◆ **Challenge**: The records that follow must be reproduced in full, exactly as written.

-------------------------

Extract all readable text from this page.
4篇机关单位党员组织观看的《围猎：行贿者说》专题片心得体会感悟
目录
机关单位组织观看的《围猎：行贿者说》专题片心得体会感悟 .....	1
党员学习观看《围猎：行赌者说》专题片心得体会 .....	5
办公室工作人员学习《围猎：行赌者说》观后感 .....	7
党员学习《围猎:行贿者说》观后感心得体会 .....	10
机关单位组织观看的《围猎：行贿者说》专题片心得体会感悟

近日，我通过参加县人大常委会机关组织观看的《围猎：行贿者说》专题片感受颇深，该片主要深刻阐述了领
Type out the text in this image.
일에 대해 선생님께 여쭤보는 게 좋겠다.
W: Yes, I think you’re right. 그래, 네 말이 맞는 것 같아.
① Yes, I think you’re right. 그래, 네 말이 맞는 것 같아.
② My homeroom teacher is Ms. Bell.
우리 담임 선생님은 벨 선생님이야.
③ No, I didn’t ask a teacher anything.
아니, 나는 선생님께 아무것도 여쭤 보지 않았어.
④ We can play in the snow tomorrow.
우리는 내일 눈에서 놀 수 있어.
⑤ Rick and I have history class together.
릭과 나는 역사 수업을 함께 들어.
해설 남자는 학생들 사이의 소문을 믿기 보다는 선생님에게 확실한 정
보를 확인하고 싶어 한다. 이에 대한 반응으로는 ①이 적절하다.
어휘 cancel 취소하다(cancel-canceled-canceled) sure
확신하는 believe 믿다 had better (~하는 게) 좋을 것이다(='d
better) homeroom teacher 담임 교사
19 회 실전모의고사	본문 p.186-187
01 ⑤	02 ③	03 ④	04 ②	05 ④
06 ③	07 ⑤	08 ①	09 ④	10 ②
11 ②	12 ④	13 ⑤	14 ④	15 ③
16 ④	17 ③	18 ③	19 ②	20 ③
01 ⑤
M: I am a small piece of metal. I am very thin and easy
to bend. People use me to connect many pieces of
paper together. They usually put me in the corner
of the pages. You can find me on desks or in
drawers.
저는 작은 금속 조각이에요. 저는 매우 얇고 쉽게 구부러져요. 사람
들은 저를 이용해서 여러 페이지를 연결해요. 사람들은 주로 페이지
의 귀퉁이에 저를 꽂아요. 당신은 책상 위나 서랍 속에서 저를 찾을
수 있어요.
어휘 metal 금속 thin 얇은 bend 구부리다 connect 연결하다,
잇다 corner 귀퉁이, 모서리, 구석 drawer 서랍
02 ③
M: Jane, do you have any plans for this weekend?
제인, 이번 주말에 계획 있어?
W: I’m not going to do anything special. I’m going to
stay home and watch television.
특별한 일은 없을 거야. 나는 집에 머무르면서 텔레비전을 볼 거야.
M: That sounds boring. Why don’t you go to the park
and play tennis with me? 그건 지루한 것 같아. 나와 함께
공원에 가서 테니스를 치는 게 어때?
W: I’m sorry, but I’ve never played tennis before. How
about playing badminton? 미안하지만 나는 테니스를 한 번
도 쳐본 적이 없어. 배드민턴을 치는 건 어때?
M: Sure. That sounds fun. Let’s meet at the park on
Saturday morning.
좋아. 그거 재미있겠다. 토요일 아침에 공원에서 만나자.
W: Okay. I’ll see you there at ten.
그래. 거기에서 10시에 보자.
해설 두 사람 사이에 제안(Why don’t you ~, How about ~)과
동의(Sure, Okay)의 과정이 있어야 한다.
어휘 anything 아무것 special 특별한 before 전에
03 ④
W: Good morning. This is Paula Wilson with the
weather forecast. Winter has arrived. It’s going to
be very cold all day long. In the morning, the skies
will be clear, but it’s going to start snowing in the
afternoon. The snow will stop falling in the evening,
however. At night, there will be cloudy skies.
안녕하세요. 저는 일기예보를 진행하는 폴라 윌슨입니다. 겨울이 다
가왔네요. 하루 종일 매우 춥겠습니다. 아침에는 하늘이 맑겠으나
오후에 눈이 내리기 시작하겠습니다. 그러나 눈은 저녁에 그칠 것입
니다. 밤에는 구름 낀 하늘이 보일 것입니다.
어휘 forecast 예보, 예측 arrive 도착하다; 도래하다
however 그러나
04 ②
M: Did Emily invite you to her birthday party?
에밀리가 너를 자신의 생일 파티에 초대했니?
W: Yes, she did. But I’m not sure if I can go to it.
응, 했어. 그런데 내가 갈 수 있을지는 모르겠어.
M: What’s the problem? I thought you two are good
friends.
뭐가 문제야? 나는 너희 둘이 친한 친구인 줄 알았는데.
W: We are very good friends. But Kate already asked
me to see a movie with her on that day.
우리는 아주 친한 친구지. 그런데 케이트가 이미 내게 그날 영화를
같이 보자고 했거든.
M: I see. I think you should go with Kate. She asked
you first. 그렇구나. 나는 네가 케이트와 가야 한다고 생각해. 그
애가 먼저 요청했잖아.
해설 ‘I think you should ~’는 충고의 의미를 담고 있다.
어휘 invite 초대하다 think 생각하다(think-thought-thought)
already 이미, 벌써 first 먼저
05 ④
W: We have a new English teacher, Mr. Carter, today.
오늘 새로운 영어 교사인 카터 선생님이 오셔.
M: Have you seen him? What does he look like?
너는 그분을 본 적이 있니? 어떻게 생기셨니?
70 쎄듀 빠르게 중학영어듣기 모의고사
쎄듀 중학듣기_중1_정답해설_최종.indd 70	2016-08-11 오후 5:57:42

-------------------------

◆ **Final answer**:
Extract all readable text from this page.
4篇机关单位党员组织观看的《围猎：行贿者说》专题片心得体会感悟
目录
机关单位组织观看的《围猎：行贿者说》专题片心得体会感悟 .....	1
党员学习观看《围猎：行赌者说》专题片心得体会 .....	5
办公室工作人员学习《围猎：行赌者说》观后感 .....	7
党员学习《围猎:行贿者说》观后感心得体会 .....	10
机关单位组织观看的《围猎：行贿者说》专题片心得体会感悟

近日，我通过参加县人大常委会机关组织观看的《围猎：行贿者说》专题片感受颇深，该片主要深刻阐述了领
Type out the text in this image.
일에 대해 선생님께 여쭤보는 게 좋겠다.
W: Yes, I think you’re right. 그래, 네 말이 맞는 것 같아.
① Yes, I think you’re right. 그래, 네 말이 맞는 것 같아.
② My homeroom teacher is Ms. Bell.
우리 담임 선생님은 벨 선생님이야.
③ No, I didn’t ask a teacher anything.
아니, 나는 선생님께 아무것도 여쭤 보지 않았어.
④ We can play in the snow tomorrow.
우리는 내일 눈에서 놀 수 있어.
⑤ Rick and I have history class together.
릭과 나는 역사 수업을 함께 들어.
해설 남자는 학생들 사이의 소문을 믿기 보다는 선생님에게 확실한 정
보를 확인하고 싶어 한다. 이에 대한 반응으로는 ①이 적절하다.
어휘 cancel 취소하다(cancel-canceled-canceled) sure
확신하는 believe 믿다 had better (~하는 게) 좋을 것이다(='d
better) homeroom teacher 담임 교사
19 회 실전모의고사	본문 p.186-187
01 ⑤	02 ③	03 ④	04 ②	05 ④
06 ③	07 ⑤	08 ①	09 ④	10 ②
11 ②	12 ④	13 ⑤	14 ④	15 ③
16 ④	17 ③	18 ③	19 ②	20 ③
01 ⑤
M: I am a small piece of metal. I am very thin and easy
to bend. People use me to connect many pieces of
paper together. They usually put me in the corner
of the pages. You can find me on desks or in
drawers.
저는 작은 금속 조각이에요. 저는 매우 얇고 쉽게 구부러져요. 사람
들은 저를 이용해서 여러 페이지를 연결해요. 사람들은 주로 페이지
의 귀퉁이에 저를 꽂아요. 당신은 책상 위나 서랍 속에서 저를 찾을
수 있어요.
어휘 metal 금속 thin 얇은 bend 구부리다 connect 연결하다,
잇다 corner 귀퉁이, 모서리, 구석 drawer 서랍
02 ③
M: Jane, do you have any plans for this weekend?
제인, 이번 주말에 계획 있어?
W: I’m not going to do anything special. I’m going to
stay home and watch television.
특별한 일은 없을 거야. 나는 집에 머무르면서 텔레비전을 볼 거야.
M: That sounds boring. Why don’t you go to the park
and play tennis with me? 그건 지루한 것 같아. 나와 함께
공원에 가서 테니스를 치는 게 어때?
W: I’m sorry, but I’ve never played tennis before. How
about playing badminton? 미안하지만 나는 테니스를 한 번
도 쳐본 적이 없어. 배드민턴을 치는 건 어때?
M: Sure. That sounds fun. Let’s meet at the park on
Saturday morning.
좋아. 그거 재미있겠다. 토요일 아침에 공원에서 만나자.
W: Okay. I’ll see you there at ten.
그래. 거기에서 10시에 보자.
해설 두 사람 사이에 제안(Why don’t you ~, How about ~)과
동의(Sure, Okay)의 과정이 있어야 한다.
어휘 anything 아무것 special 특별한 before 전에
03 ④
W: Good morning. This is Paula Wilson with the
weather forecast. Winter has arrived. It’s going to
be very cold all day long. In the morning, the skies
will be clear, but it’s going to start snowing in the
afternoon. The snow will stop falling in the evening,
however. At night, there will be cloudy skies.
안녕하세요. 저는 일기예보를 진행하는 폴라 윌슨입니다. 겨울이 다
가왔네요. 하루 종일 매우 춥겠습니다. 아침에는 하늘이 맑겠으나
오후에 눈이 내리기 시작하겠습니다. 그러나 눈은 저녁에 그칠 것입
니다. 밤에는 구름 낀 하늘이 보일 것입니다.
어휘 forecast 예보, 예측 arrive 도착하다; 도래하다
however 그러나
04 ②
M: Did Emily invite you to her birthday party?
에밀리가 너를 자신의 생일 파티에 초대했니?
W: Yes, she did. But I’m not sure if I can go to it.
응, 했어. 그런데 내가 갈 수 있을지는 모르겠어.
M: What’s the problem? I thought you two are good
friends.
뭐가 문제야? 나는 너희 둘이 친한 친구인 줄 알았는데.
W: We are very good friends. But Kate already asked
me to see a movie with her on that day.
우리는 아주 친한 친구지. 그런데 케이트가 이미 내게 그날 영화를
같이 보자고 했거든.
M: I see. I think you should go with Kate. She asked
you first. 그렇구나. 나는 네가 케이트와 가야 한다고 생각해. 그
애가 먼저 요청했잖아.
해설 ‘I think you should ~’는 충고의 의미를 담고 있다.
어휘 invite 초대하다 think 생각하다(think-thought-thought)
already 이미, 벌써 first 먼저
05 ④
W: We have a new English teacher, Mr. Carter, today.
오늘 새로운 영어 교사인 카터 선생님이 오셔.
M: Have you seen him? What does he look like?
너는 그분을 본 적이 있니? 어떻게 생기셨니?
70 쎄듀 빠르게 중학영어듣기 모의고사
쎄듀 중학듣기_중1_정답해설_최종.indd 70	2016-08-11 오후 5:57:42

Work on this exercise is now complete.